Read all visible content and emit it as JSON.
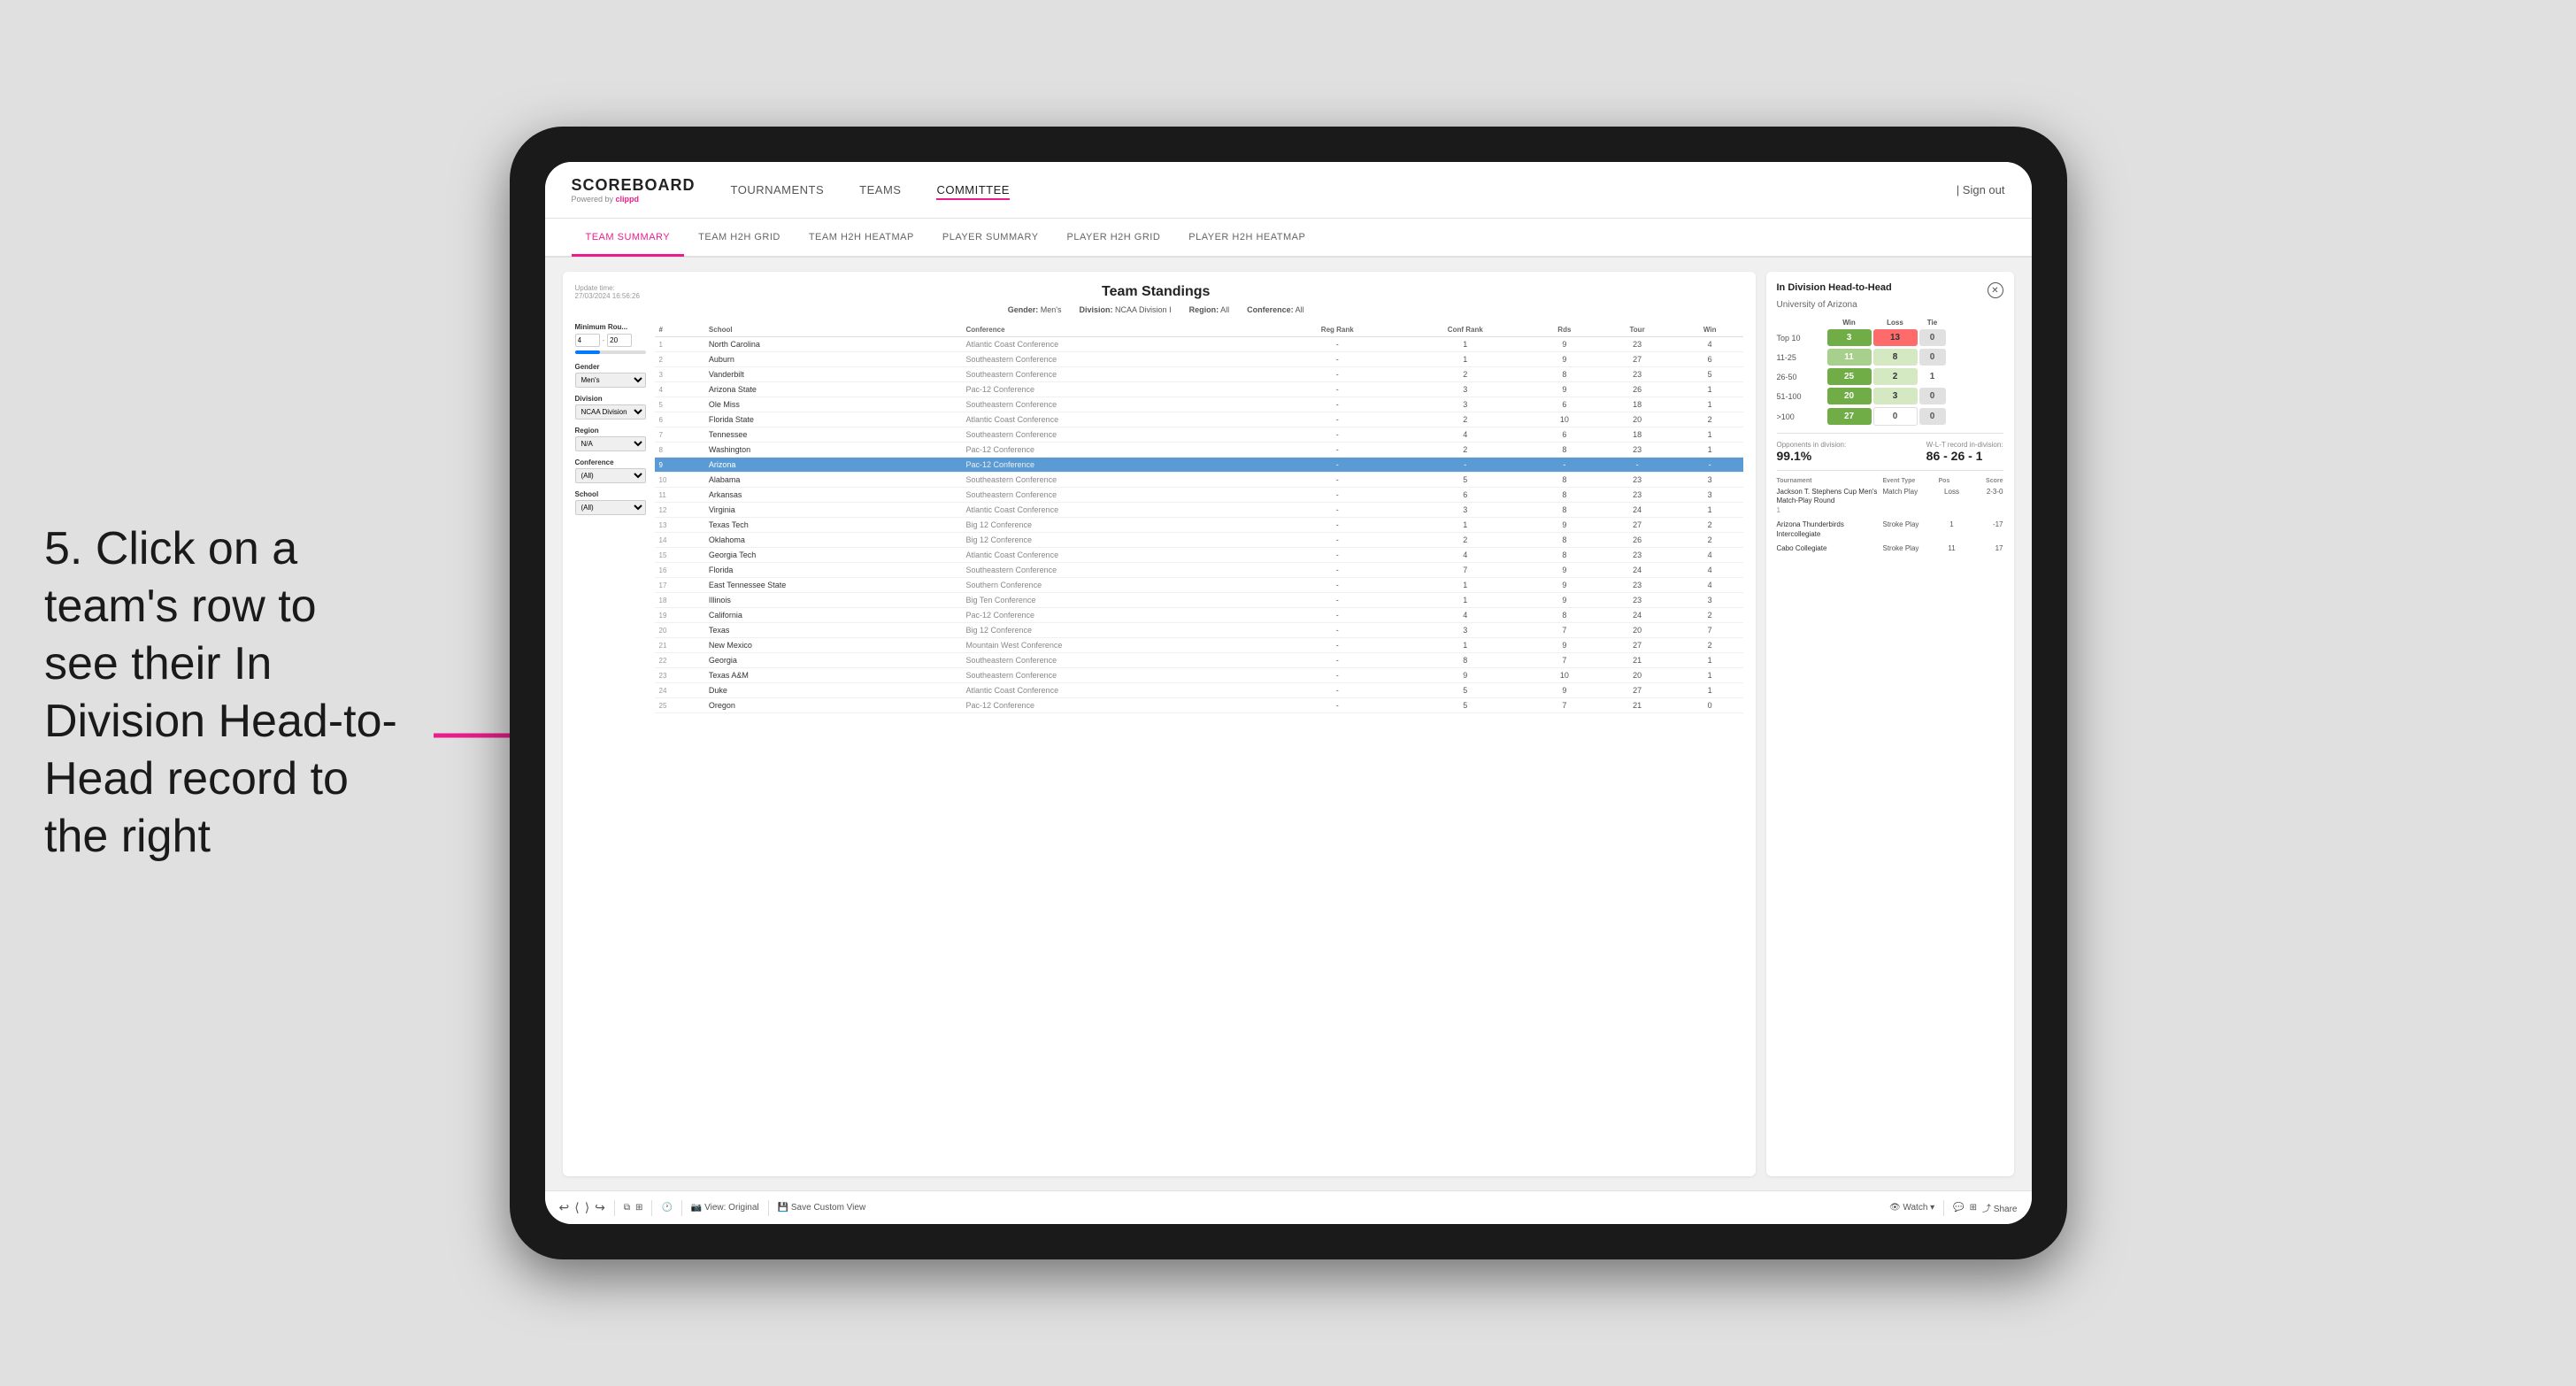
{
  "annotation": {
    "step": "5. Click on a team's row to see their In Division Head-to-Head record to the right"
  },
  "nav": {
    "logo": "SCOREBOARD",
    "powered_by": "Powered by clippd",
    "items": [
      "TOURNAMENTS",
      "TEAMS",
      "COMMITTEE"
    ],
    "active_item": "COMMITTEE",
    "sign_out": "Sign out"
  },
  "sub_nav": {
    "items": [
      "TEAM SUMMARY",
      "TEAM H2H GRID",
      "TEAM H2H HEATMAP",
      "PLAYER SUMMARY",
      "PLAYER H2H GRID",
      "PLAYER H2H HEATMAP"
    ],
    "active_item": "PLAYER SUMMARY"
  },
  "page": {
    "update_time": "Update time:",
    "update_date": "27/03/2024 16:56:26",
    "title": "Team Standings",
    "gender_label": "Gender:",
    "gender_value": "Men's",
    "division_label": "Division:",
    "division_value": "NCAA Division I",
    "region_label": "Region:",
    "region_value": "All",
    "conference_label": "Conference:",
    "conference_value": "All"
  },
  "filters": {
    "min_rounds_label": "Minimum Rou...",
    "min_rounds_value": "4",
    "min_rounds_max": "20",
    "gender_label": "Gender",
    "gender_value": "Men's",
    "division_label": "Division",
    "division_value": "NCAA Division I",
    "region_label": "Region",
    "region_value": "N/A",
    "conference_label": "Conference",
    "conference_value": "(All)",
    "school_label": "School",
    "school_value": "(All)"
  },
  "table": {
    "headers": [
      "#",
      "School",
      "Conference",
      "Reg Rank",
      "Conf Rank",
      "Rds",
      "Tour",
      "Win"
    ],
    "rows": [
      {
        "rank": 1,
        "school": "North Carolina",
        "conference": "Atlantic Coast Conference",
        "reg_rank": "-",
        "conf_rank": 1,
        "rds": 9,
        "tour": 23,
        "win": 4,
        "highlighted": false
      },
      {
        "rank": 2,
        "school": "Auburn",
        "conference": "Southeastern Conference",
        "reg_rank": "-",
        "conf_rank": 1,
        "rds": 9,
        "tour": 27,
        "win": 6,
        "highlighted": false
      },
      {
        "rank": 3,
        "school": "Vanderbilt",
        "conference": "Southeastern Conference",
        "reg_rank": "-",
        "conf_rank": 2,
        "rds": 8,
        "tour": 23,
        "win": 5,
        "highlighted": false
      },
      {
        "rank": 4,
        "school": "Arizona State",
        "conference": "Pac-12 Conference",
        "reg_rank": "-",
        "conf_rank": 3,
        "rds": 9,
        "tour": 26,
        "win": 1,
        "highlighted": false
      },
      {
        "rank": 5,
        "school": "Ole Miss",
        "conference": "Southeastern Conference",
        "reg_rank": "-",
        "conf_rank": 3,
        "rds": 6,
        "tour": 18,
        "win": 1,
        "highlighted": false
      },
      {
        "rank": 6,
        "school": "Florida State",
        "conference": "Atlantic Coast Conference",
        "reg_rank": "-",
        "conf_rank": 2,
        "rds": 10,
        "tour": 20,
        "win": 2,
        "highlighted": false
      },
      {
        "rank": 7,
        "school": "Tennessee",
        "conference": "Southeastern Conference",
        "reg_rank": "-",
        "conf_rank": 4,
        "rds": 6,
        "tour": 18,
        "win": 1,
        "highlighted": false
      },
      {
        "rank": 8,
        "school": "Washington",
        "conference": "Pac-12 Conference",
        "reg_rank": "-",
        "conf_rank": 2,
        "rds": 8,
        "tour": 23,
        "win": 1,
        "highlighted": false
      },
      {
        "rank": 9,
        "school": "Arizona",
        "conference": "Pac-12 Conference",
        "reg_rank": "-",
        "conf_rank": "-",
        "rds": "-",
        "tour": "-",
        "win": "-",
        "highlighted": true
      },
      {
        "rank": 10,
        "school": "Alabama",
        "conference": "Southeastern Conference",
        "reg_rank": "-",
        "conf_rank": 5,
        "rds": 8,
        "tour": 23,
        "win": 3,
        "highlighted": false
      },
      {
        "rank": 11,
        "school": "Arkansas",
        "conference": "Southeastern Conference",
        "reg_rank": "-",
        "conf_rank": 6,
        "rds": 8,
        "tour": 23,
        "win": 3,
        "highlighted": false
      },
      {
        "rank": 12,
        "school": "Virginia",
        "conference": "Atlantic Coast Conference",
        "reg_rank": "-",
        "conf_rank": 3,
        "rds": 8,
        "tour": 24,
        "win": 1,
        "highlighted": false
      },
      {
        "rank": 13,
        "school": "Texas Tech",
        "conference": "Big 12 Conference",
        "reg_rank": "-",
        "conf_rank": 1,
        "rds": 9,
        "tour": 27,
        "win": 2,
        "highlighted": false
      },
      {
        "rank": 14,
        "school": "Oklahoma",
        "conference": "Big 12 Conference",
        "reg_rank": "-",
        "conf_rank": 2,
        "rds": 8,
        "tour": 26,
        "win": 2,
        "highlighted": false
      },
      {
        "rank": 15,
        "school": "Georgia Tech",
        "conference": "Atlantic Coast Conference",
        "reg_rank": "-",
        "conf_rank": 4,
        "rds": 8,
        "tour": 23,
        "win": 4,
        "highlighted": false
      },
      {
        "rank": 16,
        "school": "Florida",
        "conference": "Southeastern Conference",
        "reg_rank": "-",
        "conf_rank": 7,
        "rds": 9,
        "tour": 24,
        "win": 4,
        "highlighted": false
      },
      {
        "rank": 17,
        "school": "East Tennessee State",
        "conference": "Southern Conference",
        "reg_rank": "-",
        "conf_rank": 1,
        "rds": 9,
        "tour": 23,
        "win": 4,
        "highlighted": false
      },
      {
        "rank": 18,
        "school": "Illinois",
        "conference": "Big Ten Conference",
        "reg_rank": "-",
        "conf_rank": 1,
        "rds": 9,
        "tour": 23,
        "win": 3,
        "highlighted": false
      },
      {
        "rank": 19,
        "school": "California",
        "conference": "Pac-12 Conference",
        "reg_rank": "-",
        "conf_rank": 4,
        "rds": 8,
        "tour": 24,
        "win": 2,
        "highlighted": false
      },
      {
        "rank": 20,
        "school": "Texas",
        "conference": "Big 12 Conference",
        "reg_rank": "-",
        "conf_rank": 3,
        "rds": 7,
        "tour": 20,
        "win": 7,
        "highlighted": false
      },
      {
        "rank": 21,
        "school": "New Mexico",
        "conference": "Mountain West Conference",
        "reg_rank": "-",
        "conf_rank": 1,
        "rds": 9,
        "tour": 27,
        "win": 2,
        "highlighted": false
      },
      {
        "rank": 22,
        "school": "Georgia",
        "conference": "Southeastern Conference",
        "reg_rank": "-",
        "conf_rank": 8,
        "rds": 7,
        "tour": 21,
        "win": 1,
        "highlighted": false
      },
      {
        "rank": 23,
        "school": "Texas A&M",
        "conference": "Southeastern Conference",
        "reg_rank": "-",
        "conf_rank": 9,
        "rds": 10,
        "tour": 20,
        "win": 1,
        "highlighted": false
      },
      {
        "rank": 24,
        "school": "Duke",
        "conference": "Atlantic Coast Conference",
        "reg_rank": "-",
        "conf_rank": 5,
        "rds": 9,
        "tour": 27,
        "win": 1,
        "highlighted": false
      },
      {
        "rank": 25,
        "school": "Oregon",
        "conference": "Pac-12 Conference",
        "reg_rank": "-",
        "conf_rank": 5,
        "rds": 7,
        "tour": 21,
        "win": 0,
        "highlighted": false
      }
    ]
  },
  "h2h_panel": {
    "title": "In Division Head-to-Head",
    "team": "University of Arizona",
    "col_headers": [
      "",
      "Win",
      "Loss",
      "Tie"
    ],
    "rows": [
      {
        "label": "Top 10",
        "win": 3,
        "loss": 13,
        "tie": 0,
        "win_color": "green",
        "loss_color": "red"
      },
      {
        "label": "11-25",
        "win": 11,
        "loss": 8,
        "tie": 0,
        "win_color": "green",
        "loss_color": "light"
      },
      {
        "label": "26-50",
        "win": 25,
        "loss": 2,
        "tie": 1,
        "win_color": "dark-green",
        "loss_color": "light"
      },
      {
        "label": "51-100",
        "win": 20,
        "loss": 3,
        "tie": 0,
        "win_color": "dark-green",
        "loss_color": "light"
      },
      {
        "label": ">100",
        "win": 27,
        "loss": 0,
        "tie": 0,
        "win_color": "dark-green",
        "loss_color": "white"
      }
    ],
    "opponents_label": "Opponents in division:",
    "opponents_value": "99.1%",
    "record_label": "W-L-T record in-division:",
    "record_value": "86 - 26 - 1",
    "tournaments": {
      "headers": [
        "Tournament",
        "Event Type",
        "Pos",
        "Score"
      ],
      "rows": [
        {
          "name": "Jackson T. Stephens Cup Men's Match-Play Round",
          "event_type": "Match Play",
          "pos": "Loss",
          "score": "2-3-0",
          "sub": "1"
        },
        {
          "name": "Arizona Thunderbirds Intercollegiate",
          "event_type": "Stroke Play",
          "pos": "1",
          "score": "-17",
          "sub": ""
        },
        {
          "name": "Cabo Collegiate",
          "event_type": "Stroke Play",
          "pos": "11",
          "score": "17",
          "sub": ""
        }
      ]
    }
  },
  "toolbar": {
    "undo": "↩",
    "redo": "↪",
    "view_original": "View: Original",
    "save_custom": "Save Custom View",
    "watch": "Watch",
    "share": "Share"
  }
}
************
_Aim of the task_
Work out how many lines of the listing above include "Georgia". Answer with the number and nothing more.

_Task output_
2